# Quoted passage
In this article, we discuss 10 best India ETFs. If you want to skip our detailed discussion on the Indian economy, head directly to 5 Best India ETFs For 2024.
India's economy saw its fastest growth in a year and a half at the end of 2023, fueled by strong activity in manufacturing and construction. This growth adds to Prime Minister Narendra Modi's economic achievements ahead of the national election. As perReuters, the country’s GDP expanded by 8.4% in the fourth quarter of 2023, exceeding expectations and the previous quarter's growth of 7.6%. India has revised its growth forecast for the fiscal year to 7.6% from 7.3%. This strong economic performance could strengthen Modi's reelection prospects, as he has focused on high economic growth in his campaign. Modi praised the December growth, saying it "shows the strength of Indian economy and its potential". His government has increased infrastructure spending and offered incentives to boost manufacturing in different sectors, aiming to improve India's competitiveness against countries like Vietnam and Thailand. In the December quarter, the manufacturing sector grew by 11.6%, investment growth exceeded 10% for the second quarter in a row, and the construction sector expanded by over 9%.

# What to do
According to the passage on India's economy, how much did the manufacturing sector grow in the December quarter? The rows that come next are separate material with no connection to the passage on India's economy.

# Supplied entries

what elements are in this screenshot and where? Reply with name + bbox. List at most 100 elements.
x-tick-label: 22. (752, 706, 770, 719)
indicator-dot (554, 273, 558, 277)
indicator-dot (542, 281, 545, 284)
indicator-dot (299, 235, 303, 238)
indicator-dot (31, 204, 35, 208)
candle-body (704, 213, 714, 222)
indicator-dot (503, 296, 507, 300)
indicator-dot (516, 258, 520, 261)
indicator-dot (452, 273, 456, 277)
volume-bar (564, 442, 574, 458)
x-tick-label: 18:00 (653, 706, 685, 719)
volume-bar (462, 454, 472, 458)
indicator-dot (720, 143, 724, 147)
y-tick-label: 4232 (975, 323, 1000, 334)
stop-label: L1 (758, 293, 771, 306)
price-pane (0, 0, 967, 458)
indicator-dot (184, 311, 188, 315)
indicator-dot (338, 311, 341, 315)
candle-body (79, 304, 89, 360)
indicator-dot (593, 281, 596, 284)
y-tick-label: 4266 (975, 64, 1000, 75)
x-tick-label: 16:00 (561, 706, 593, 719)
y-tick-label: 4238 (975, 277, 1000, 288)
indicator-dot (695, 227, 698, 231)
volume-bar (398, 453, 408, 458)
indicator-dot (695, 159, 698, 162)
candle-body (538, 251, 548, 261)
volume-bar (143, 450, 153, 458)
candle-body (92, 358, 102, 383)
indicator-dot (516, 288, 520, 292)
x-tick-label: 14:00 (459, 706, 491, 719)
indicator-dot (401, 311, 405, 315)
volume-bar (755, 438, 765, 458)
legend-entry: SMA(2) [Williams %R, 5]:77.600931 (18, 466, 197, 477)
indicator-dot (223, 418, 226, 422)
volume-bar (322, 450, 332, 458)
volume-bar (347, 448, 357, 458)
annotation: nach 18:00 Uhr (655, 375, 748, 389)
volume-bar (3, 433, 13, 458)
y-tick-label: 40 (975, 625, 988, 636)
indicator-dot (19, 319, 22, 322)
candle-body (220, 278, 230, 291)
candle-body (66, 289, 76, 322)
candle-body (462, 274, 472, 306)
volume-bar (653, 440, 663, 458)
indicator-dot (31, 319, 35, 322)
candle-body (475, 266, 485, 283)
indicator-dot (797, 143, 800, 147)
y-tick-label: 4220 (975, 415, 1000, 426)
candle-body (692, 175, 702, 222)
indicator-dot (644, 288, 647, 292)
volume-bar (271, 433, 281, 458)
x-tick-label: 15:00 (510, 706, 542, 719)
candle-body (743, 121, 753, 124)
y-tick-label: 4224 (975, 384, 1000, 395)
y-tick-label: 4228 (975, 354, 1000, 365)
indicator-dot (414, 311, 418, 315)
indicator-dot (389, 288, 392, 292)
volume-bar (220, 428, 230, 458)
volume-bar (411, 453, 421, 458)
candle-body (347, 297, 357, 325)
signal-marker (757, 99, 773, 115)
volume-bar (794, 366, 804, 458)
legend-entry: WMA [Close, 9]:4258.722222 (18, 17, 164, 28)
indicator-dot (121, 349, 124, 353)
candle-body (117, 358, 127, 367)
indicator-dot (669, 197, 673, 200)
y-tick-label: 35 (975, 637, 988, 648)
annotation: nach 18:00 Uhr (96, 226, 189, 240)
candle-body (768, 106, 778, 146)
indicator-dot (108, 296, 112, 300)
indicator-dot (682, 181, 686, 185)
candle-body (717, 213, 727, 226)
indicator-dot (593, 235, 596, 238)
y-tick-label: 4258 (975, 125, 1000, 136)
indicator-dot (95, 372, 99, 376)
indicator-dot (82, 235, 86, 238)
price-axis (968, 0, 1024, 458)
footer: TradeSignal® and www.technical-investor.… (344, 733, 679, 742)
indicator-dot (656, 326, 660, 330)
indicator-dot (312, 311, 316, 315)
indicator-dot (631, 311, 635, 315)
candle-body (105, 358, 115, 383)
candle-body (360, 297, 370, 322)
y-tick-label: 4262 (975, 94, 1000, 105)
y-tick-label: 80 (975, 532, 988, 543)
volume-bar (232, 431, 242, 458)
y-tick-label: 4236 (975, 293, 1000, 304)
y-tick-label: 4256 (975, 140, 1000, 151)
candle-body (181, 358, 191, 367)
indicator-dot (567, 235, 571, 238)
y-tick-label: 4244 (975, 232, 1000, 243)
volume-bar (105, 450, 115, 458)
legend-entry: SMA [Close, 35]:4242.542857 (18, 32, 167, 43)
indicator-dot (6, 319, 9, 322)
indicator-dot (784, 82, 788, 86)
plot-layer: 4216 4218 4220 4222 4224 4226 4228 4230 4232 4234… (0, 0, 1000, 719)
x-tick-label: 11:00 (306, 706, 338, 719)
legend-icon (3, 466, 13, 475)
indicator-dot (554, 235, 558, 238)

# Full solution
It grew by 11.6%.